**Data in this exercise:**
####
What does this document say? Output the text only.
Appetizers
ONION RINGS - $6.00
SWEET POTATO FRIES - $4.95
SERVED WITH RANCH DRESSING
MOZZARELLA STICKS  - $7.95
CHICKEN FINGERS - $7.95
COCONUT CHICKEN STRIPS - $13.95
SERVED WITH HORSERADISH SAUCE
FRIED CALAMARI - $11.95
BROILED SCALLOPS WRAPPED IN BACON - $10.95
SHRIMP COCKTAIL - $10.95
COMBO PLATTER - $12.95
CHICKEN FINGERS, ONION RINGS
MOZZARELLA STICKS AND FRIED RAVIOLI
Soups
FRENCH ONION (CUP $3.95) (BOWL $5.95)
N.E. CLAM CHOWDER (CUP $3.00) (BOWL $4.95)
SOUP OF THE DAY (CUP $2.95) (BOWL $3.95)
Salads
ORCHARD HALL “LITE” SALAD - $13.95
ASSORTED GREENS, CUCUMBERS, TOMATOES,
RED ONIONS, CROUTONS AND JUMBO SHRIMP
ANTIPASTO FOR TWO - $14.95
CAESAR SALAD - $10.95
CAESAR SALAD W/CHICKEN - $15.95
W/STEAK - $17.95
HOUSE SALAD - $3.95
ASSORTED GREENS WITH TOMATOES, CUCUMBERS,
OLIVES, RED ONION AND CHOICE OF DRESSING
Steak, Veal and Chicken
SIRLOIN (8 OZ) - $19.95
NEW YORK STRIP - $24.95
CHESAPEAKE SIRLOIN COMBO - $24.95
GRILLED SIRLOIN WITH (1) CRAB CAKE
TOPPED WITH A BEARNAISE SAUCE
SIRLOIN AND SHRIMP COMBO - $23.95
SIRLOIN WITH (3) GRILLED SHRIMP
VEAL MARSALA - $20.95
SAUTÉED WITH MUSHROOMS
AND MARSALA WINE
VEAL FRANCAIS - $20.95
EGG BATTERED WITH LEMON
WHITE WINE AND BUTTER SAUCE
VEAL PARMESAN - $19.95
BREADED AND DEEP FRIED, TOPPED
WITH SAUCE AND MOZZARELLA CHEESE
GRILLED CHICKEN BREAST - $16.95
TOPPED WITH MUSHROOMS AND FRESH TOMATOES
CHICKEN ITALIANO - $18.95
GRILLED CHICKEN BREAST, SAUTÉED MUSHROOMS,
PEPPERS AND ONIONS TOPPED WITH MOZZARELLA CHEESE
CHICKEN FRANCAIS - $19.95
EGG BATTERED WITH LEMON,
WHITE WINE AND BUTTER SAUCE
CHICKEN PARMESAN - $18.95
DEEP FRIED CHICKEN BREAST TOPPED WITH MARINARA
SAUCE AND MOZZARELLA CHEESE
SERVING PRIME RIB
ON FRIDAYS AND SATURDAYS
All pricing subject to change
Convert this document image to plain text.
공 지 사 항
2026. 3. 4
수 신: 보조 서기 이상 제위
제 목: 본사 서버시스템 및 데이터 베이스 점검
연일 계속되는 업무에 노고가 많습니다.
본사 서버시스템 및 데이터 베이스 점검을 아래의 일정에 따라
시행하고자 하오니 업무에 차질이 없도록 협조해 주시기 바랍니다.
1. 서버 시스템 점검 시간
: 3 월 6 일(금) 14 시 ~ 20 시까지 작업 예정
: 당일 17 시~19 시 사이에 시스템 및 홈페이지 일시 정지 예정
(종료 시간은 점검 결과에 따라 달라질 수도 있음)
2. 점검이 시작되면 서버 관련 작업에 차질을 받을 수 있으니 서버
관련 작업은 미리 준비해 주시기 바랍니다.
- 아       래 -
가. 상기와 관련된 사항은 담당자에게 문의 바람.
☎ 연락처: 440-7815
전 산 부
####
**Exercise task:**
Copy, character for character, the lines from the line that holds "Convert this document image to plain text." through the final line of the records above.

**Task response:**
Convert this document image to plain text.
공 지 사 항
2026. 3. 4
수 신: 보조 서기 이상 제위
제 목: 본사 서버시스템 및 데이터 베이스 점검
연일 계속되는 업무에 노고가 많습니다.
본사 서버시스템 및 데이터 베이스 점검을 아래의 일정에 따라
시행하고자 하오니 업무에 차질이 없도록 협조해 주시기 바랍니다.
1. 서버 시스템 점검 시간
: 3 월 6 일(금) 14 시 ~ 20 시까지 작업 예정
: 당일 17 시~19 시 사이에 시스템 및 홈페이지 일시 정지 예정
(종료 시간은 점검 결과에 따라 달라질 수도 있음)
2. 점검이 시작되면 서버 관련 작업에 차질을 받을 수 있으니 서버
관련 작업은 미리 준비해 주시기 바랍니다.
- 아       래 -
가. 상기와 관련된 사항은 담당자에게 문의 바람.
☎ 연락처: 440-7815
전 산 부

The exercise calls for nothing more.